• **DESCRIPTION OF THE TASK**
Could you write out every record below exactly, leaving out any pictures?

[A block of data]
•••
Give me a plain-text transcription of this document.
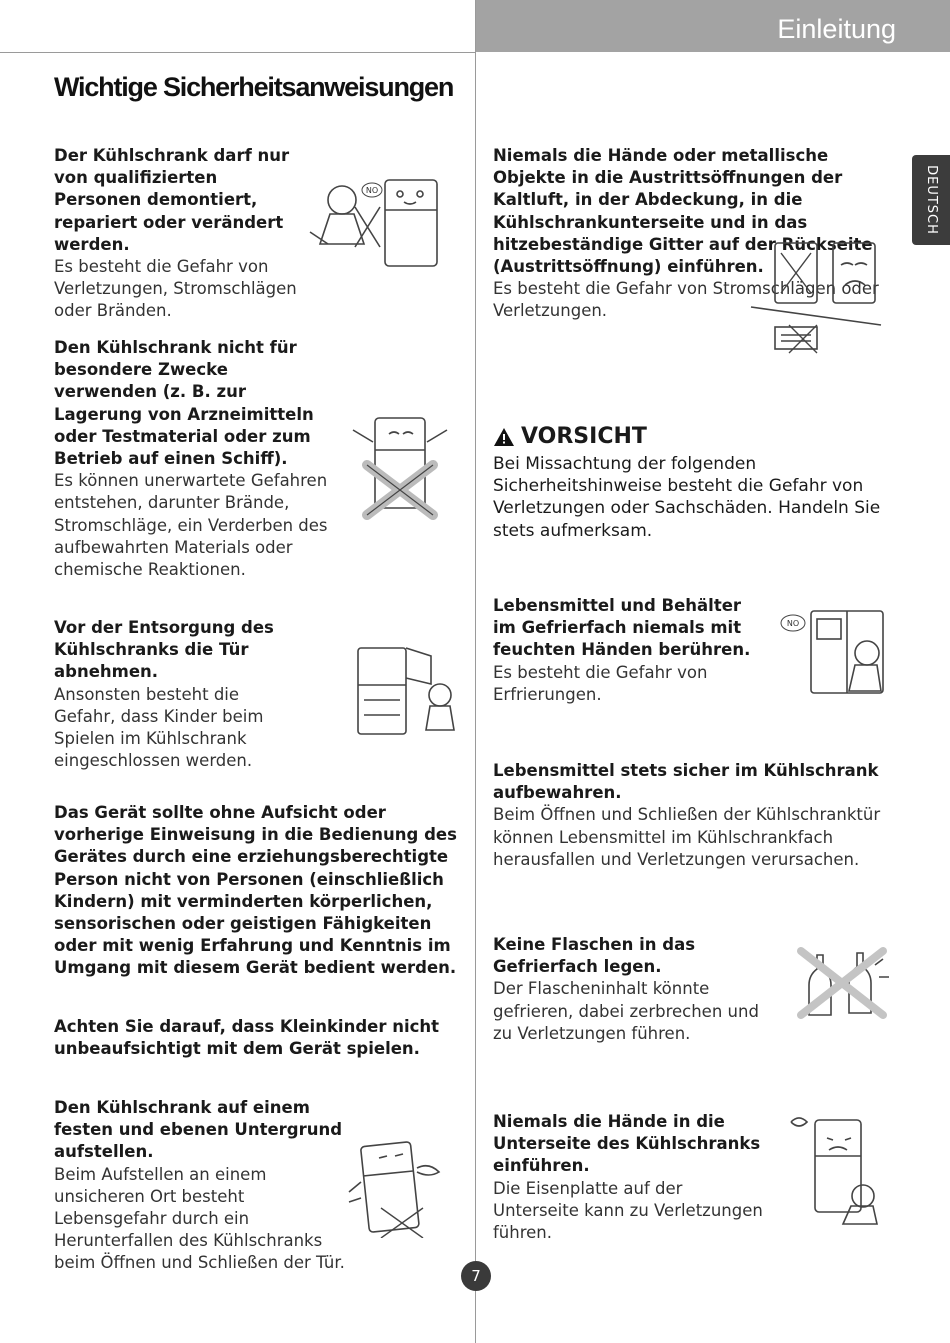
Einleitung
DEUTSCH
Wichtige Sicherheitsanweisungen
Der Kühlschrank darf nur von qualifizierten Personen demontiert, repariert oder verändert werden.
Es besteht die Gefahr von Verletzungen, Stromschlägen oder Bränden.
Den Kühlschrank nicht für besondere Zwecke verwenden (z. B. zur Lagerung von Arzneimitteln oder Testmaterial oder zum Betrieb auf einen Schiff).
Es können unerwartete Gefahren entstehen, darunter Brände, Stromschläge, ein Verderben des aufbewahrten Materials oder chemische Reaktionen.
Vor der Entsorgung des Kühlschranks die Tür abnehmen.
Ansonsten besteht die Gefahr, dass Kinder beim Spielen im Kühlschrank eingeschlossen werden.
Das Gerät sollte ohne Aufsicht oder vorherige Einweisung in die Bedienung des Gerätes durch eine erziehungsberechtigte Person nicht von Personen (einschließlich Kindern) mit verminderten körperlichen, sensorischen oder geistigen Fähigkeiten oder mit wenig Erfahrung und Kenntnis im Umgang mit diesem Gerät bedient werden.
Achten Sie darauf, dass Kleinkinder nicht unbeaufsichtigt mit dem Gerät spielen.
Den Kühlschrank auf einem festen und ebenen Untergrund aufstellen.
Beim Aufstellen an einem unsicheren Ort besteht Lebensgefahr durch ein Herunterfallen des Kühlschranks beim Öffnen und Schließen der Tür.
Niemals die Hände oder metallische Objekte in die Austrittsöffnungen der Kaltluft, in der Abdeckung, in die Kühlschrankunterseite und in das hitzebeständige Gitter auf der Rückseite (Austrittsöffnung) einführen.
Es besteht die Gefahr von Stromschlägen oder Verletzungen.
VORSICHT
Bei Missachtung der folgenden Sicherheitshinweise besteht die Gefahr von Verletzungen oder Sachschäden. Handeln Sie stets aufmerksam.
Lebensmittel und Behälter im Gefrierfach niemals mit feuchten Händen berühren.
Es besteht die Gefahr von Erfrierungen.
Lebensmittel stets sicher im Kühlschrank aufbewahren.
Beim Öffnen und Schließen der Kühlschranktür können Lebensmittel im Kühlschrankfach herausfallen und Verletzungen verursachen.
Keine Flaschen in das Gefrierfach legen.
Der Flascheninhalt könnte gefrieren, dabei zerbrechen und zu Verletzungen führen.
Niemals die Hände in die Unterseite des Kühlschranks einführen.
Die Eisenplatte auf der Unterseite kann zu Verletzungen führen.
NO
NO
7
•••
• **WRITTEN SOLUTION**
Give me a plain-text transcription of this document.
Einleitung
DEUTSCH
Wichtige Sicherheitsanweisungen
Der Kühlschrank darf nur von qualifizierten Personen demontiert, repariert oder verändert werden.
Es besteht die Gefahr von Verletzungen, Stromschlägen oder Bränden.
Den Kühlschrank nicht für besondere Zwecke verwenden (z. B. zur Lagerung von Arzneimitteln oder Testmaterial oder zum Betrieb auf einen Schiff).
Es können unerwartete Gefahren entstehen, darunter Brände, Stromschläge, ein Verderben des aufbewahrten Materials oder chemische Reaktionen.
Vor der Entsorgung des Kühlschranks die Tür abnehmen.
Ansonsten besteht die Gefahr, dass Kinder beim Spielen im Kühlschrank eingeschlossen werden.
Das Gerät sollte ohne Aufsicht oder vorherige Einweisung in die Bedienung des Gerätes durch eine erziehungsberechtigte Person nicht von Personen (einschließlich Kindern) mit verminderten körperlichen, sensorischen oder geistigen Fähigkeiten oder mit wenig Erfahrung und Kenntnis im Umgang mit diesem Gerät bedient werden.
Achten Sie darauf, dass Kleinkinder nicht unbeaufsichtigt mit dem Gerät spielen.
Den Kühlschrank auf einem festen und ebenen Untergrund aufstellen.
Beim Aufstellen an einem unsicheren Ort besteht Lebensgefahr durch ein Herunterfallen des Kühlschranks beim Öffnen und Schließen der Tür.
Niemals die Hände oder metallische Objekte in die Austrittsöffnungen der Kaltluft, in der Abdeckung, in die Kühlschrankunterseite und in das hitzebeständige Gitter auf der Rückseite (Austrittsöffnung) einführen.
Es besteht die Gefahr von Stromschlägen oder Verletzungen.
VORSICHT
Bei Missachtung der folgenden Sicherheitshinweise besteht die Gefahr von Verletzungen oder Sachschäden. Handeln Sie stets aufmerksam.
Lebensmittel und Behälter im Gefrierfach niemals mit feuchten Händen berühren.
Es besteht die Gefahr von Erfrierungen.
Lebensmittel stets sicher im Kühlschrank aufbewahren.
Beim Öffnen und Schließen der Kühlschranktür können Lebensmittel im Kühlschrankfach herausfallen und Verletzungen verursachen.
Keine Flaschen in das Gefrierfach legen.
Der Flascheninhalt könnte gefrieren, dabei zerbrechen und zu Verletzungen führen.
Niemals die Hände in die Unterseite des Kühlschranks einführen.
Die Eisenplatte auf der Unterseite kann zu Verletzungen führen.
NO
NO
7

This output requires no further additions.